Working data:
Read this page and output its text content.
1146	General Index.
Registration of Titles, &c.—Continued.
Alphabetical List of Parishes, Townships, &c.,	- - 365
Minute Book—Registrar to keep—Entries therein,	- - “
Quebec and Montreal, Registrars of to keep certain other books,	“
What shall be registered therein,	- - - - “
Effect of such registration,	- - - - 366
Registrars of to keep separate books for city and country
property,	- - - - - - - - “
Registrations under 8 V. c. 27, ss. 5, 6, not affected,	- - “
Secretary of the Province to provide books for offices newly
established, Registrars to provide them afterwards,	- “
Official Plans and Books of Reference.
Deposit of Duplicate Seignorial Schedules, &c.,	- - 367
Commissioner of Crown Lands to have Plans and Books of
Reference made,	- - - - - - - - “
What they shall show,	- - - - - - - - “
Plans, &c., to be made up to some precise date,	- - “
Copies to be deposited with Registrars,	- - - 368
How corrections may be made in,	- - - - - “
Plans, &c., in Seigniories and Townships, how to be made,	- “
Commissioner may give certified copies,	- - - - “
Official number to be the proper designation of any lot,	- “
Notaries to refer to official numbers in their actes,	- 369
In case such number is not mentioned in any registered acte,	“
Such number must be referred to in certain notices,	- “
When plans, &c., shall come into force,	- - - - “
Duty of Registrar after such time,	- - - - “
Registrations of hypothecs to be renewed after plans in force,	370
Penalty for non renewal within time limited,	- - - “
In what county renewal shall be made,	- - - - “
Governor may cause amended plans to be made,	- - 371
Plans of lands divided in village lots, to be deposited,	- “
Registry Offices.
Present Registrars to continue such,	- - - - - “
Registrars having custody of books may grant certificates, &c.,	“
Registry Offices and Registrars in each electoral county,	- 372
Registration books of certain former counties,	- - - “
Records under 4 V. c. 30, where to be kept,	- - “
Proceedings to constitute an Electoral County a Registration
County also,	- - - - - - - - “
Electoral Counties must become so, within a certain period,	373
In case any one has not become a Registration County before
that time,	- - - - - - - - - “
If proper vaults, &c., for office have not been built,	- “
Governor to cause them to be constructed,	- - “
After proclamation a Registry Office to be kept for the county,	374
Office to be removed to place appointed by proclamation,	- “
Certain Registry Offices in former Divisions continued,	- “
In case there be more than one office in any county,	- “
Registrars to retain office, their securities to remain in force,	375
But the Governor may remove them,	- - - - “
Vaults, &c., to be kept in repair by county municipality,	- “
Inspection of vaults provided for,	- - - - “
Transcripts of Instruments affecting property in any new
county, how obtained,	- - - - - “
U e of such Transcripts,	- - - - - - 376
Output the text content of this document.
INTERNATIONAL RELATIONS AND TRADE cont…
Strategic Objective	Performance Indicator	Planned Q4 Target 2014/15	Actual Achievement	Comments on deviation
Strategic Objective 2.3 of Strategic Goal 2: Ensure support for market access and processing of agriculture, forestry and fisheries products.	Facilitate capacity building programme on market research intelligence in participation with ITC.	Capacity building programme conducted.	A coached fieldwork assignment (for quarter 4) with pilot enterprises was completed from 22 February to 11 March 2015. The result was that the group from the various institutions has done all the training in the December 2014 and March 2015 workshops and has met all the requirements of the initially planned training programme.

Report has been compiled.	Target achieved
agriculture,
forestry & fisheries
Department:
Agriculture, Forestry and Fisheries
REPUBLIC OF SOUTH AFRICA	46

Request: Exactly as written, please output every entry.

Task output:
Read this page and output its text content.
1146	General Index.
Registration of Titles, &c.—Continued.
Alphabetical List of Parishes, Townships, &c.,	- - 365
Minute Book—Registrar to keep—Entries therein,	- - “
Quebec and Montreal, Registrars of to keep certain other books,	“
What shall be registered therein,	- - - - “
Effect of such registration,	- - - - 366
Registrars of to keep separate books for city and country
property,	- - - - - - - - “
Registrations under 8 V. c. 27, ss. 5, 6, not affected,	- - “
Secretary of the Province to provide books for offices newly
established, Registrars to provide them afterwards,	- “
Official Plans and Books of Reference.
Deposit of Duplicate Seignorial Schedules, &c.,	- - 367
Commissioner of Crown Lands to have Plans and Books of
Reference made,	- - - - - - - - “
What they shall show,	- - - - - - - - “
Plans, &c., to be made up to some precise date,	- - “
Copies to be deposited with Registrars,	- - - 368
How corrections may be made in,	- - - - - “
Plans, &c., in Seigniories and Townships, how to be made,	- “
Commissioner may give certified copies,	- - - - “
Official number to be the proper designation of any lot,	- “
Notaries to refer to official numbers in their actes,	- 369
In case such number is not mentioned in any registered acte,	“
Such number must be referred to in certain notices,	- “
When plans, &c., shall come into force,	- - - - “
Duty of Registrar after such time,	- - - - “
Registrations of hypothecs to be renewed after plans in force,	370
Penalty for non renewal within time limited,	- - - “
In what county renewal shall be made,	- - - - “
Governor may cause amended plans to be made,	- - 371
Plans of lands divided in village lots, to be deposited,	- “
Registry Offices.
Present Registrars to continue such,	- - - - - “
Registrars having custody of books may grant certificates, &c.,	“
Registry Offices and Registrars in each electoral county,	- 372
Registration books of certain former counties,	- - - “
Records under 4 V. c. 30, where to be kept,	- - “
Proceedings to constitute an Electoral County a Registration
County also,	- - - - - - - - “
Electoral Counties must become so, within a certain period,	373
In case any one has not become a Registration County before
that time,	- - - - - - - - - “
If proper vaults, &c., for office have not been built,	- “
Governor to cause them to be constructed,	- - “
After proclamation a Registry Office to be kept for the county,	374
Office to be removed to place appointed by proclamation,	- “
Certain Registry Offices in former Divisions continued,	- “
In case there be more than one office in any county,	- “
Registrars to retain office, their securities to remain in force,	375
But the Governor may remove them,	- - - - “
Vaults, &c., to be kept in repair by county municipality,	- “
Inspection of vaults provided for,	- - - - “
Transcripts of Instruments affecting property in any new
county, how obtained,	- - - - - “
U e of such Transcripts,	- - - - - - 376
Output the text content of this document.
INTERNATIONAL RELATIONS AND TRADE cont…
Strategic Objective	Performance Indicator	Planned Q4 Target 2014/15	Actual Achievement	Comments on deviation
Strategic Objective 2.3 of Strategic Goal 2: Ensure support for market access and processing of agriculture, forestry and fisheries products.	Facilitate capacity building programme on market research intelligence in participation with ITC.	Capacity building programme conducted.	A coached fieldwork assignment (for quarter 4) with pilot enterprises was completed from 22 February to 11 March 2015. The result was that the group from the various institutions has done all the training in the December 2014 and March 2015 workshops and has met all the requirements of the initially planned training programme.

Report has been compiled.	Target achieved
agriculture,
forestry & fisheries
Department:
Agriculture, Forestry and Fisheries
REPUBLIC OF SOUTH AFRICA	46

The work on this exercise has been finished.